■ **Entries shown**:
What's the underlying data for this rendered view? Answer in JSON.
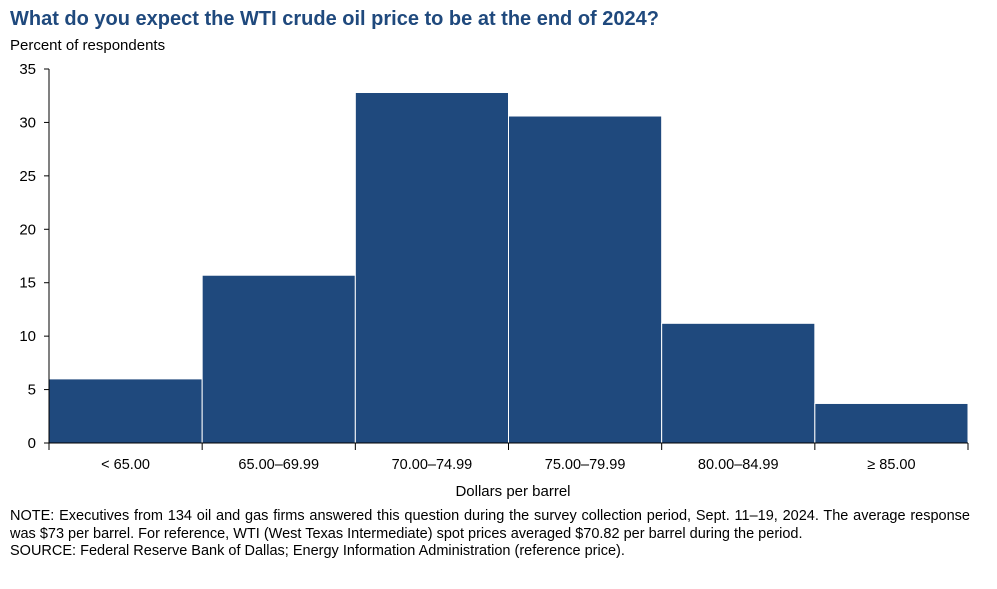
{
  "title": "What do you expect the WTI crude oil price to be at the end of 2024?",
  "subtitle": "Percent of respondents",
  "chart_data": {
    "type": "bar",
    "categories": [
      "< 65.00",
      "65.00–69.99",
      "70.00–74.99",
      "75.00–79.99",
      "80.00–84.99",
      "≥ 85.00"
    ],
    "values": [
      6.0,
      15.7,
      32.8,
      30.6,
      11.2,
      3.7
    ],
    "xlabel": "Dollars  per barrel",
    "ylabel": "Percent of respondents",
    "ylim": [
      0,
      35
    ],
    "yticks": [
      0,
      5,
      10,
      15,
      20,
      25,
      30,
      35
    ],
    "bar_color": "#1f497d",
    "grid": false
  },
  "note": "NOTE:  Executives  from  134  oil  and  gas  firms  answered  this  question  during  the  survey  collection  period,  Sept.  11–19,  2024.  The  average  response  was  $73  per  barrel.  For  reference,  WTI  (West  Texas  Intermediate)  spot  prices  averaged  $70.82  per  barrel during  the  period.",
  "source": "SOURCE:  Federal  Reserve  Bank  of  Dallas;  Energy  Information  Administration  (reference price)."
}
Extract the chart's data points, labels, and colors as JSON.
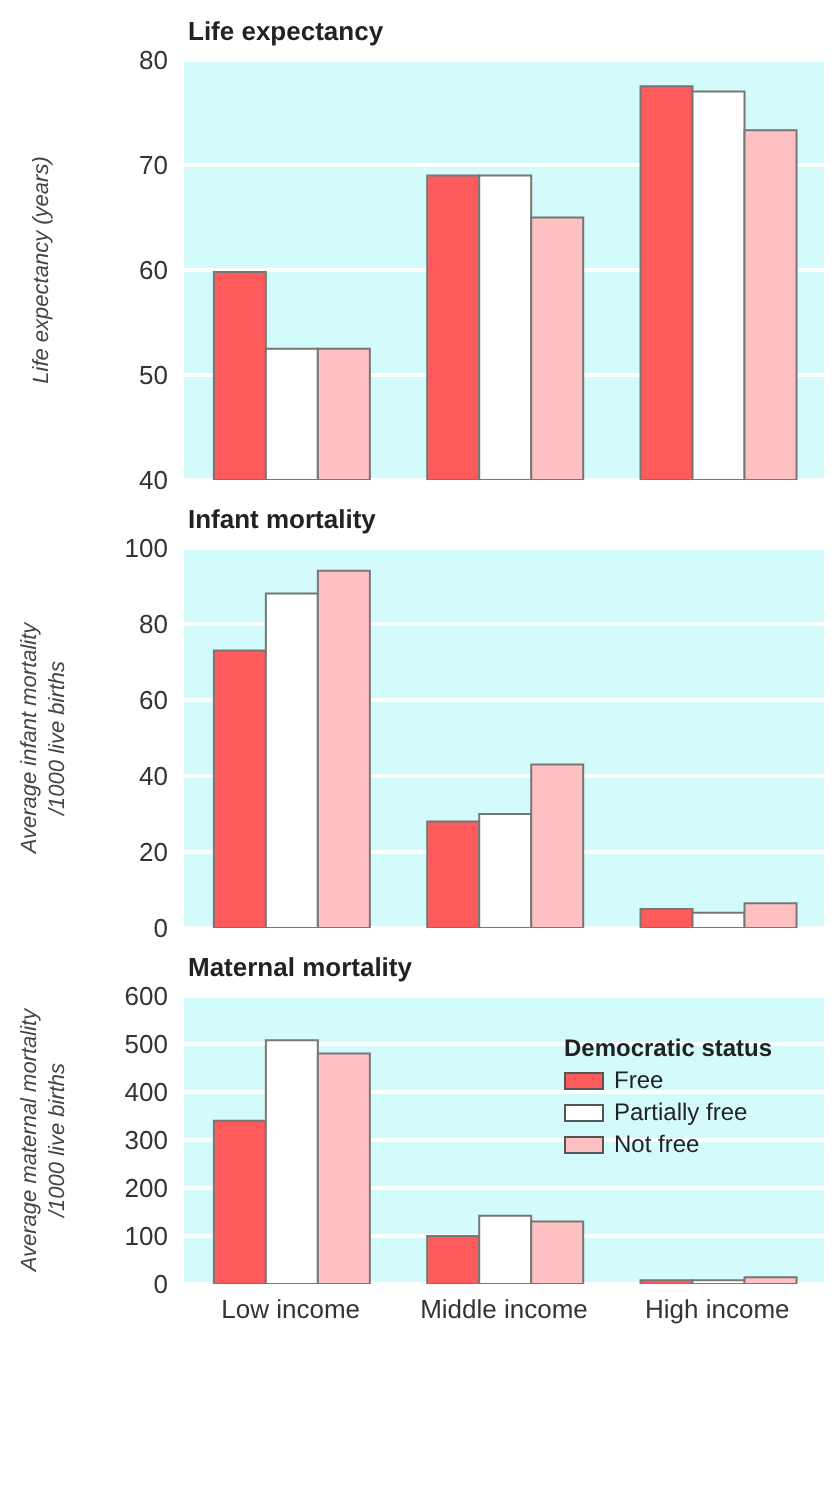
{
  "chart_data": [
    {
      "type": "bar",
      "title": "Life expectancy",
      "ylabel": "Life expectancy (years)",
      "categories": [
        null,
        null,
        null
      ],
      "series": [
        {
          "color": "#ff5a5c",
          "values": [
            59.8,
            69,
            77.5
          ]
        },
        {
          "color": "#ffffff",
          "values": [
            52.5,
            69,
            77
          ]
        },
        {
          "color": "#ffc0c2",
          "values": [
            52.5,
            65,
            73.3
          ]
        }
      ],
      "ylim": [
        40,
        80
      ],
      "yticks": [
        40,
        50,
        60,
        70,
        80
      ],
      "grid": "y",
      "legend": false,
      "tick_labels": "y"
    },
    {
      "type": "bar",
      "title": "Infant mortality",
      "ylabel": "Average infant mortality\n/1000 live births",
      "categories": [
        null,
        null,
        null
      ],
      "series": [
        {
          "color": "#ff5a5c",
          "values": [
            73,
            28,
            5
          ]
        },
        {
          "color": "#ffffff",
          "values": [
            88,
            30,
            4
          ]
        },
        {
          "color": "#ffc0c2",
          "values": [
            94,
            43,
            6.5
          ]
        }
      ],
      "ylim": [
        0,
        100
      ],
      "yticks": [
        0,
        20,
        40,
        60,
        80,
        100
      ],
      "grid": "y",
      "legend": false,
      "tick_labels": "y"
    },
    {
      "type": "bar",
      "title": "Maternal mortality",
      "ylabel": "Average maternal mortality\n/1000 live births",
      "legend_title": "Democratic status",
      "categories": [
        "Low income",
        "Middle income",
        "High income"
      ],
      "series": [
        {
          "name": "Free",
          "color": "#ff5a5c",
          "values": [
            340,
            100,
            8
          ]
        },
        {
          "name": "Partially free",
          "color": "#ffffff",
          "values": [
            508,
            142,
            8
          ]
        },
        {
          "name": "Not free",
          "color": "#ffc0c2",
          "values": [
            480,
            130,
            14
          ]
        }
      ],
      "ylim": [
        0,
        600
      ],
      "yticks": [
        0,
        100,
        200,
        300,
        400,
        500,
        600
      ],
      "grid": "y",
      "legend": "top right"
    }
  ]
}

■ **Instruction**: Show all lines from the records above where the word "ylabel" occurs.

■ **Response**:
    "ylabel": "Percent of respondents",
      "ylabel": "Life expectancy (years)",
      "ylabel": "Average infant mortality\n/1000 live births",
      "ylabel": "Average maternal mortality\n/1000 live births",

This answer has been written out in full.